(Records about charts and figures)

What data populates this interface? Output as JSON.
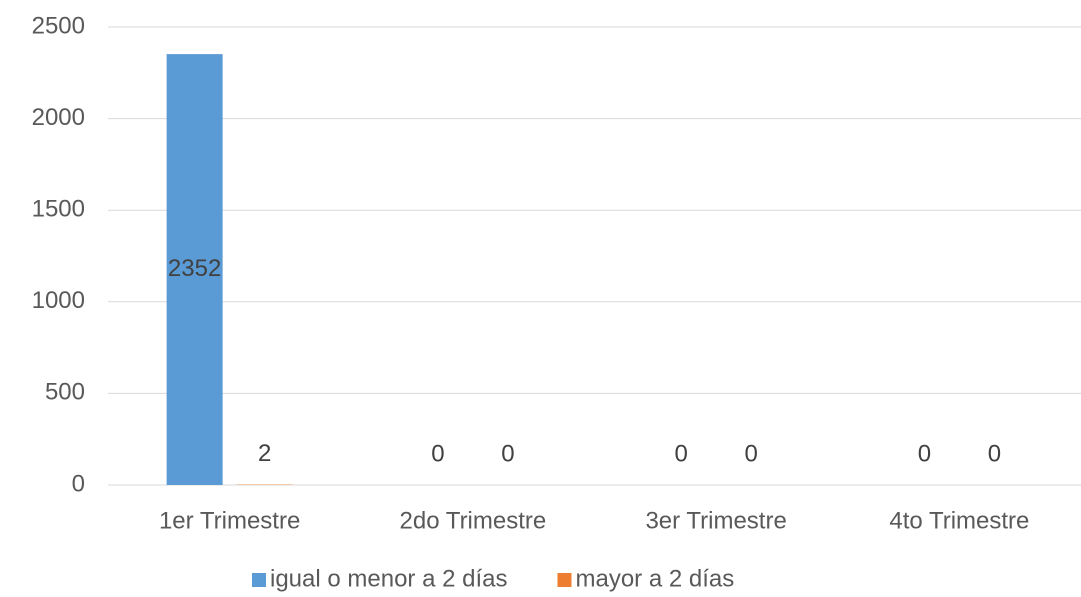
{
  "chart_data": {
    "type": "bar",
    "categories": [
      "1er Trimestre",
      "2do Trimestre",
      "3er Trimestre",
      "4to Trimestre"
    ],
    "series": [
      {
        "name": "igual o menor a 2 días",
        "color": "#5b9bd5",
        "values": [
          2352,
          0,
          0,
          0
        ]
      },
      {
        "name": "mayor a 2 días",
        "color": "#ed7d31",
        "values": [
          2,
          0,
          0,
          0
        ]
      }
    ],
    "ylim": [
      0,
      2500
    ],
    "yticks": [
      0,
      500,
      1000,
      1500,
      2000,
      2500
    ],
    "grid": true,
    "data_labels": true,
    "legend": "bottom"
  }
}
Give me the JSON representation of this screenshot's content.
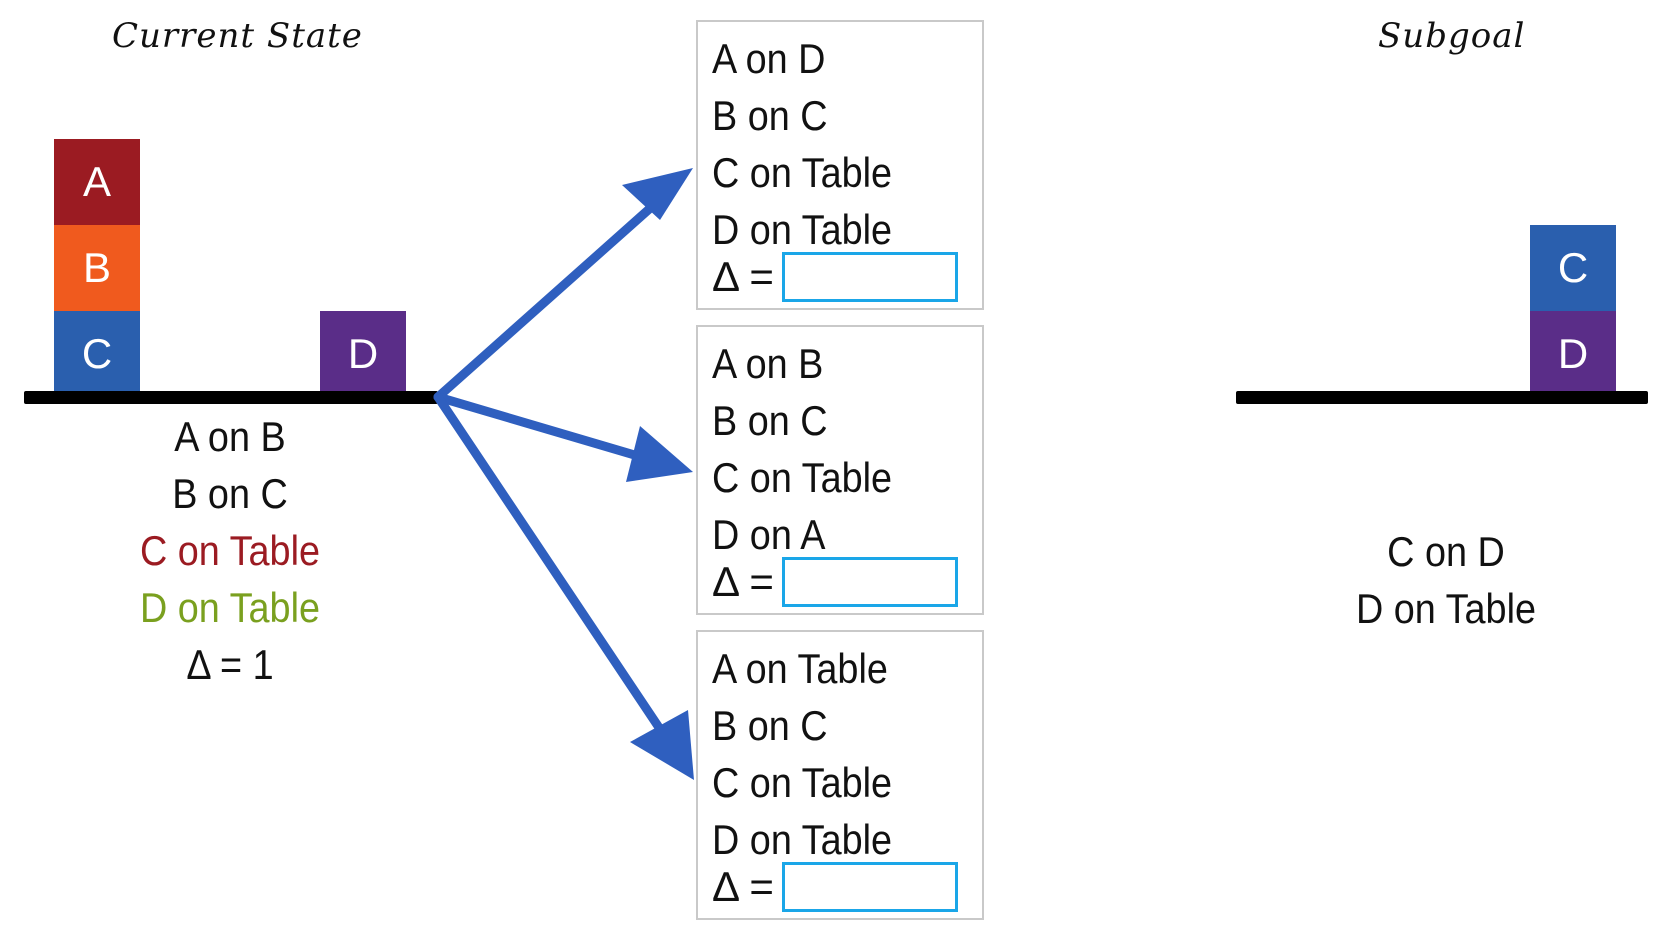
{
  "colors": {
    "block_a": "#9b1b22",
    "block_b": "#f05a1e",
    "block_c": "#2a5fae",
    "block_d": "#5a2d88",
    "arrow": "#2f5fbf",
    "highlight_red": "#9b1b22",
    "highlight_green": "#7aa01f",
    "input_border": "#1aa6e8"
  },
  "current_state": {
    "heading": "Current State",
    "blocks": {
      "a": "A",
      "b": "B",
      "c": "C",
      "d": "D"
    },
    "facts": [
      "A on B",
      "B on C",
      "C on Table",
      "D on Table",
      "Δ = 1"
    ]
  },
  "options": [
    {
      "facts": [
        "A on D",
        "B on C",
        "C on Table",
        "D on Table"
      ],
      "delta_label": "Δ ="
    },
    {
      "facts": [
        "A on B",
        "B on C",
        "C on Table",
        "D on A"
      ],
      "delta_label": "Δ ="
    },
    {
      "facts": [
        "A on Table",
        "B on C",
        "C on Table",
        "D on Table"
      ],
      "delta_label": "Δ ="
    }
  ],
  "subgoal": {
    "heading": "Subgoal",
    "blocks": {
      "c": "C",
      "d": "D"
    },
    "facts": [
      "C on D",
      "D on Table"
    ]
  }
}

■ **Requirements**
Search the records for the string "name" and return every line in which it occurs.

■ **Written solution**
        "name": "igual o menor a 2 días",
        "name": "mayor a 2 días",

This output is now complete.